Exercise task: Reproduce each line exactly, including spacing and punctuation.

* start Data supplied *

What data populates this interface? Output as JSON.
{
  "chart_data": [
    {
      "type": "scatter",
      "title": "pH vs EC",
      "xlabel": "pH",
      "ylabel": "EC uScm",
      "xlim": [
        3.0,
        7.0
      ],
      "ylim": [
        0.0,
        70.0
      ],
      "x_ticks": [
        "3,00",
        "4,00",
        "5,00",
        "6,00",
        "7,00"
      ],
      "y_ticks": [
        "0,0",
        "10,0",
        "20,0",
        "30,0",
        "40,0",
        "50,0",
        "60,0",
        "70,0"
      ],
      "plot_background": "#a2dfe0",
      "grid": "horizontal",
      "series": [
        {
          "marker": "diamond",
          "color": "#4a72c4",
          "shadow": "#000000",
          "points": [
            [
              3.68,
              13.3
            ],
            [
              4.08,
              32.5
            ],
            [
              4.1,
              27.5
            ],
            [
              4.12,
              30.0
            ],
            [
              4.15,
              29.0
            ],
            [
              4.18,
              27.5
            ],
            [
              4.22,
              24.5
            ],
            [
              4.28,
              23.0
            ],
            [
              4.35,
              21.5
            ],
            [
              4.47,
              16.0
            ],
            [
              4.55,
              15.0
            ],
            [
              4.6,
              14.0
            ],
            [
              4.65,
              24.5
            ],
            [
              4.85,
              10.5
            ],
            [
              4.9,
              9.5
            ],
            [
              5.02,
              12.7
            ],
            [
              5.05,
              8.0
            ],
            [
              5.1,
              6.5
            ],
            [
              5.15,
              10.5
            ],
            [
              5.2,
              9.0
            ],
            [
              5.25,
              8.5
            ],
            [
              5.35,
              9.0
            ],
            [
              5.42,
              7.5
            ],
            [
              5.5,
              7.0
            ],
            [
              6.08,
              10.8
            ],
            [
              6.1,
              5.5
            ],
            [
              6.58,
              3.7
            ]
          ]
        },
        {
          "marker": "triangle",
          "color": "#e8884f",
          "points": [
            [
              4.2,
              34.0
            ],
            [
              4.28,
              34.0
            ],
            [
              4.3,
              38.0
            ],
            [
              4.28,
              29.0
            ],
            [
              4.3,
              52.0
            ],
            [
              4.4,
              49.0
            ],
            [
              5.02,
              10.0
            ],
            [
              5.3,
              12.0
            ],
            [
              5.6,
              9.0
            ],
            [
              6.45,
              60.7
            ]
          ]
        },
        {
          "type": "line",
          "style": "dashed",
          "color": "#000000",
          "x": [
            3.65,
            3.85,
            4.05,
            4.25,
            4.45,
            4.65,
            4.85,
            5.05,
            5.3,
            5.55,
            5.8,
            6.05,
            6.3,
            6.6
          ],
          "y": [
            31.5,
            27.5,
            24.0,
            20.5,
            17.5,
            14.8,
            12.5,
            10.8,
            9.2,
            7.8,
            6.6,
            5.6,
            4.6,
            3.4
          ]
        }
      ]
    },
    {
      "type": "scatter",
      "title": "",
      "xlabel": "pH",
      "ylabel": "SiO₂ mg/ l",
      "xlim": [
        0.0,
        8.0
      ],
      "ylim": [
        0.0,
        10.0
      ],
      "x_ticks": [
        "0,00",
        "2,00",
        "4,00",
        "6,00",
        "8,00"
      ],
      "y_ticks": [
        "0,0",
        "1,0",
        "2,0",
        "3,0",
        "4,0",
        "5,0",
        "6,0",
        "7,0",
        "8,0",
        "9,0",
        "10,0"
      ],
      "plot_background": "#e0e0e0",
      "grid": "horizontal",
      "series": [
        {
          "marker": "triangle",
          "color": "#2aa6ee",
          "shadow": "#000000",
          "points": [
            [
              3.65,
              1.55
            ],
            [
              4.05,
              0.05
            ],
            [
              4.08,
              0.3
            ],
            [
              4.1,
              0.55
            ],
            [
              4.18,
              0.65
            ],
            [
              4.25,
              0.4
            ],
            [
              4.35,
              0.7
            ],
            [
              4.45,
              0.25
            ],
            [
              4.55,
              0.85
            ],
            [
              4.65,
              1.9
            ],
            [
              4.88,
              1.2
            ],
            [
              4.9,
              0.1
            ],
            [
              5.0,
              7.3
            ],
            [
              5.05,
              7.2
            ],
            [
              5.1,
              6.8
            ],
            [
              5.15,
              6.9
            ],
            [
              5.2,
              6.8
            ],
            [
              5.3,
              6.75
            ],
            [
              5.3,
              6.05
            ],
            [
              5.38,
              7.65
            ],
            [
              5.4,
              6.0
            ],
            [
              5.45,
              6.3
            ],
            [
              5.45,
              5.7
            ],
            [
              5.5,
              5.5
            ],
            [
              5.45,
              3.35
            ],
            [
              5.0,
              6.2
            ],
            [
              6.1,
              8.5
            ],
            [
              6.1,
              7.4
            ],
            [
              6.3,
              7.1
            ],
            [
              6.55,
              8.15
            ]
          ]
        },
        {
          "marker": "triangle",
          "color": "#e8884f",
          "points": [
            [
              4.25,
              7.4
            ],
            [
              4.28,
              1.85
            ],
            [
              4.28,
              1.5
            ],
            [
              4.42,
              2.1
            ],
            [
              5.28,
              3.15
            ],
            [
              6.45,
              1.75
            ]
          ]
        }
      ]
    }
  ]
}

* end Data supplied *

The solution:
What data populates this interface? Output as JSON.
{
  "chart_data": [
    {
      "type": "scatter",
      "title": "pH vs EC",
      "xlabel": "pH",
      "ylabel": "EC uScm",
      "xlim": [
        3.0,
        7.0
      ],
      "ylim": [
        0.0,
        70.0
      ],
      "x_ticks": [
        "3,00",
        "4,00",
        "5,00",
        "6,00",
        "7,00"
      ],
      "y_ticks": [
        "0,0",
        "10,0",
        "20,0",
        "30,0",
        "40,0",
        "50,0",
        "60,0",
        "70,0"
      ],
      "plot_background": "#a2dfe0",
      "grid": "horizontal",
      "series": [
        {
          "marker": "diamond",
          "color": "#4a72c4",
          "shadow": "#000000",
          "points": [
            [
              3.68,
              13.3
            ],
            [
              4.08,
              32.5
            ],
            [
              4.1,
              27.5
            ],
            [
              4.12,
              30.0
            ],
            [
              4.15,
              29.0
            ],
            [
              4.18,
              27.5
            ],
            [
              4.22,
              24.5
            ],
            [
              4.28,
              23.0
            ],
            [
              4.35,
              21.5
            ],
            [
              4.47,
              16.0
            ],
            [
              4.55,
              15.0
            ],
            [
              4.6,
              14.0
            ],
            [
              4.65,
              24.5
            ],
            [
              4.85,
              10.5
            ],
            [
              4.9,
              9.5
            ],
            [
              5.02,
              12.7
            ],
            [
              5.05,
              8.0
            ],
            [
              5.1,
              6.5
            ],
            [
              5.15,
              10.5
            ],
            [
              5.2,
              9.0
            ],
            [
              5.25,
              8.5
            ],
            [
              5.35,
              9.0
            ],
            [
              5.42,
              7.5
            ],
            [
              5.5,
              7.0
            ],
            [
              6.08,
              10.8
            ],
            [
              6.1,
              5.5
            ],
            [
              6.58,
              3.7
            ]
          ]
        },
        {
          "marker": "triangle",
          "color": "#e8884f",
          "points": [
            [
              4.2,
              34.0
            ],
            [
              4.28,
              34.0
            ],
            [
              4.3,
              38.0
            ],
            [
              4.28,
              29.0
            ],
            [
              4.3,
              52.0
            ],
            [
              4.4,
              49.0
            ],
            [
              5.02,
              10.0
            ],
            [
              5.3,
              12.0
            ],
            [
              5.6,
              9.0
            ],
            [
              6.45,
              60.7
            ]
          ]
        },
        {
          "type": "line",
          "style": "dashed",
          "color": "#000000",
          "x": [
            3.65,
            3.85,
            4.05,
            4.25,
            4.45,
            4.65,
            4.85,
            5.05,
            5.3,
            5.55,
            5.8,
            6.05,
            6.3,
            6.6
          ],
          "y": [
            31.5,
            27.5,
            24.0,
            20.5,
            17.5,
            14.8,
            12.5,
            10.8,
            9.2,
            7.8,
            6.6,
            5.6,
            4.6,
            3.4
          ]
        }
      ]
    },
    {
      "type": "scatter",
      "title": "",
      "xlabel": "pH",
      "ylabel": "SiO₂ mg/ l",
      "xlim": [
        0.0,
        8.0
      ],
      "ylim": [
        0.0,
        10.0
      ],
      "x_ticks": [
        "0,00",
        "2,00",
        "4,00",
        "6,00",
        "8,00"
      ],
      "y_ticks": [
        "0,0",
        "1,0",
        "2,0",
        "3,0",
        "4,0",
        "5,0",
        "6,0",
        "7,0",
        "8,0",
        "9,0",
        "10,0"
      ],
      "plot_background": "#e0e0e0",
      "grid": "horizontal",
      "series": [
        {
          "marker": "triangle",
          "color": "#2aa6ee",
          "shadow": "#000000",
          "points": [
            [
              3.65,
              1.55
            ],
            [
              4.05,
              0.05
            ],
            [
              4.08,
              0.3
            ],
            [
              4.1,
              0.55
            ],
            [
              4.18,
              0.65
            ],
            [
              4.25,
              0.4
            ],
            [
              4.35,
              0.7
            ],
            [
              4.45,
              0.25
            ],
            [
              4.55,
              0.85
            ],
            [
              4.65,
              1.9
            ],
            [
              4.88,
              1.2
            ],
            [
              4.9,
              0.1
            ],
            [
              5.0,
              7.3
            ],
            [
              5.05,
              7.2
            ],
            [
              5.1,
              6.8
            ],
            [
              5.15,
              6.9
            ],
            [
              5.2,
              6.8
            ],
            [
              5.3,
              6.75
            ],
            [
              5.3,
              6.05
            ],
            [
              5.38,
              7.65
            ],
            [
              5.4,
              6.0
            ],
            [
              5.45,
              6.3
            ],
            [
              5.45,
              5.7
            ],
            [
              5.5,
              5.5
            ],
            [
              5.45,
              3.35
            ],
            [
              5.0,
              6.2
            ],
            [
              6.1,
              8.5
            ],
            [
              6.1,
              7.4
            ],
            [
              6.3,
              7.1
            ],
            [
              6.55,
              8.15
            ]
          ]
        },
        {
          "marker": "triangle",
          "color": "#e8884f",
          "points": [
            [
              4.25,
              7.4
            ],
            [
              4.28,
              1.85
            ],
            [
              4.28,
              1.5
            ],
            [
              4.42,
              2.1
            ],
            [
              5.28,
              3.15
            ],
            [
              6.45,
              1.75
            ]
          ]
        }
      ]
    }
  ]
}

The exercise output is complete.